EXERCISE REQUIREMENTS:
Identify and pull out each line of the entries in which "落实责任" occurs.

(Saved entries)
· · · · · · ·
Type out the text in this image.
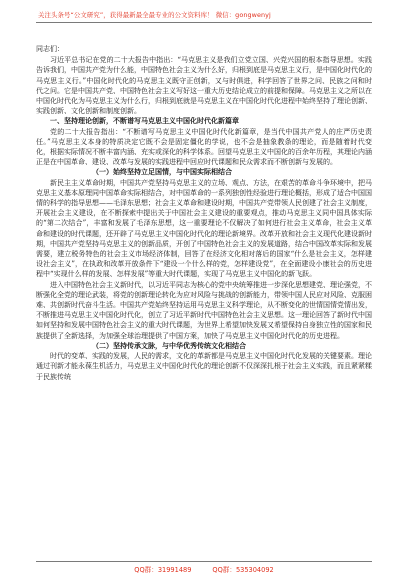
关注头条号“公文研究”，获得最新最全最专业的公文资料库！ 微信：gongwenyj

同志们：

习近平总书记在党的二十大报告中指出：“马克思主义是我们立党立国、兴党兴国的根本指导思想。实践告诉我们，中国共产党为什么能，中国特色社会主义为什么好，归根到底是马克思主义行，是中国化时代化的马克思主义行。”中国化时代化的马克思主义既守正创新，又与时俱进，科学回答了世界之问、民族之问和时代之问。它是中国共产党、中国特色社会主义写好这一重大历史结论成立的前提和保障。马克思主义之所以在中国化时代化为马克思主义为什么行，归根到底就是马克思主义在中国化时代化进程中始终坚持了理论创新、实践创新、文化创新和制度创新。

一、坚持理论创新，不断谱写马克思主义中国化时代化新篇章

党的二十大报告指出：“不断谱写马克思主义中国化时代化新篇章，是当代中国共产党人的庄严历史责任。”马克思主义本身的特质决定它既不会是固定僵化的学说，也不会是抽象教条的理论，而是随着时代变化，根据实际情况不断丰富内涵、充实或深化的科学体系。回望马克思主义中国化的百余年历程，其理论内涵正是在中国革命、建设、改革与发展的实践进程中回应时代课题和民众需求而不断创新与发展的。

（一）始终坚持立足国情，与中国实际相结合

新民主主义革命时期，中国共产党坚持马克思主义的立场、观点、方法，在艰苦的革命斗争环境中，把马克思主义基本原理同中国革命实际相结合，对中国革命的一系列独创性经验进行理论概括，形成了适合中国国情的科学的指导思想——毛泽东思想；社会主义革命和建设时期，中国共产党带领人民创建了社会主义制度，开展社会主义建设，在不断探索中提出关于中国社会主义建设的重要观点，推动马克思主义同中国具体实际的“第二次结合”，丰富和发展了毛泽东思想，这一重要理论不仅解决了如何进行社会主义革命，社会主义革命和建设的时代课题，还开辟了马克思主义中国化时代化的理论新境界。改革开放和社会主义现代化建设新时期，中国共产党坚持马克思主义的创新品质，开创了中国特色社会主义的发展道路，结合中国改革实际和发展需要，建立税务特色的社会主义市场经济体制，回答了在经济文化相对落后的国家“什么是社会主义，怎样建设社会主义”，在执政和改革开放条件下“建设一个什么样的党，怎样建设党”，在全面建设小康社会的历史进程中“实现什么样的发展、怎样发展”等重大时代课题，实现了马克思主义中国化的新飞跃。

进入中国特色社会主义新时代，以习近平同志为核心的党中央统筹推进一步深化思想建党、理论强党，不断强化全党的理论武装，将党的创新理论转化为应对风险与挑战的创新能力，带领中国人民应对风险、克服困难、共创新时代奋斗生活。中国共产党始终坚持运用马克思主义科学理论，从不断变化的世情国情党情出发，不断推进马克思主义中国化时代化，创立了习近平新时代中国特色社会主义思想。这一理论回答了新时代中国如何坚持和发展中国特色社会主义的重大时代课题，为世界上希望加快发展又希望保持自身独立性的国家和民族提供了全新选择，为加强全球治理提供了中国方案，加快了马克思主义中国化时代化的历史进程。

（二）坚持传承文脉，与中华优秀传统文化相结合

时代的变革、实践的发展，人民的需求，文化的革新都是马克思主义中国化时代化发展的关键要素。理论通过刊新才能永葆生机活力，马克思主义中国化时代化的理论创新不仅深深扎根于社会主义实践，而且紧紧糅于民族传统

QQ群：31991489	QQ群：535304092
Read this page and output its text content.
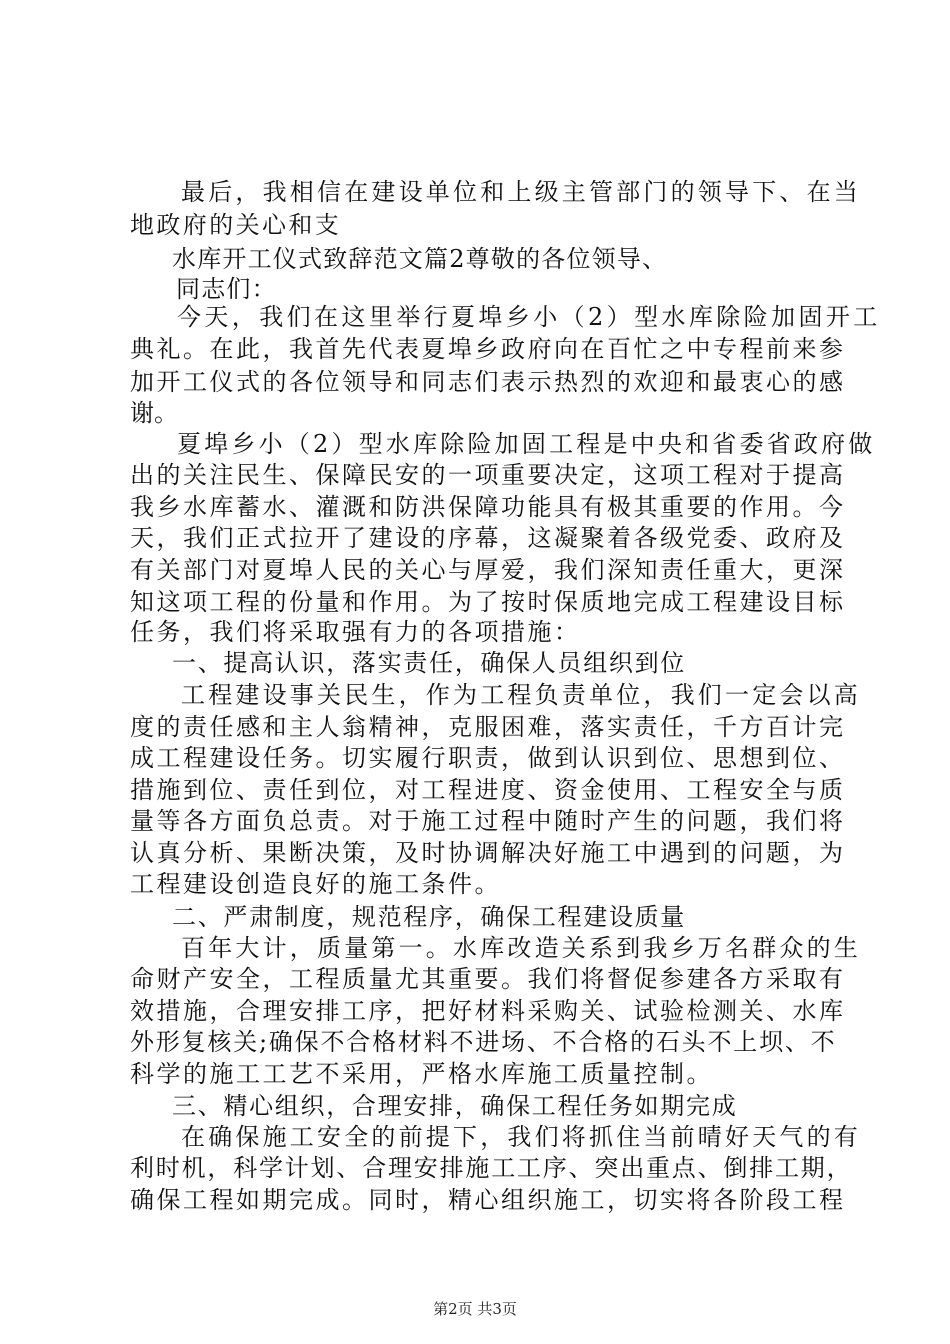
最后，我相信在建设单位和上级主管部门的领导下、在当
地政府的关心和支
水库开工仪式致辞范文篇2尊敬的各位领导、
同志们：
今天，我们在这里举行夏埠乡小（2）型水库除险加固开工
典礼。在此，我首先代表夏埠乡政府向在百忙之中专程前来参
加开工仪式的各位领导和同志们表示热烈的欢迎和最衷心的感
谢。
夏埠乡小（2）型水库除险加固工程是中央和省委省政府做
出的关注民生、保障民安的一项重要决定，这项工程对于提高
我乡水库蓄水、灌溉和防洪保障功能具有极其重要的作用。今
天，我们正式拉开了建设的序幕，这凝聚着各级党委、政府及
有关部门对夏埠人民的关心与厚爱，我们深知责任重大，更深
知这项工程的份量和作用。为了按时保质地完成工程建设目标
任务，我们将采取强有力的各项措施：
一、提高认识，落实责任，确保人员组织到位
工程建设事关民生，作为工程负责单位，我们一定会以高
度的责任感和主人翁精神，克服困难，落实责任，千方百计完
成工程建设任务。切实履行职责，做到认识到位、思想到位、
措施到位、责任到位，对工程进度、资金使用、工程安全与质
量等各方面负总责。对于施工过程中随时产生的问题，我们将
认真分析、果断决策，及时协调解决好施工中遇到的问题，为
工程建设创造良好的施工条件。
二、严肃制度，规范程序，确保工程建设质量
百年大计，质量第一。水库改造关系到我乡万名群众的生
命财产安全，工程质量尤其重要。我们将督促参建各方采取有
效措施，合理安排工序，把好材料采购关、试验检测关、水库
外形复核关;确保不合格材料不进场、不合格的石头不上坝、不
科学的施工工艺不采用，严格水库施工质量控制。
三、精心组织，合理安排，确保工程任务如期完成
在确保施工安全的前提下，我们将抓住当前晴好天气的有
利时机，科学计划、合理安排施工工序、突出重点、倒排工期，
确保工程如期完成。同时，精心组织施工，切实将各阶段工程
第2页 共3页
· · · · · · ·
RIGHT ANSWER:
一、提高认识，落实责任，确保人员组织到位
度的责任感和主人翁精神，克服困难，落实责任，千方百计完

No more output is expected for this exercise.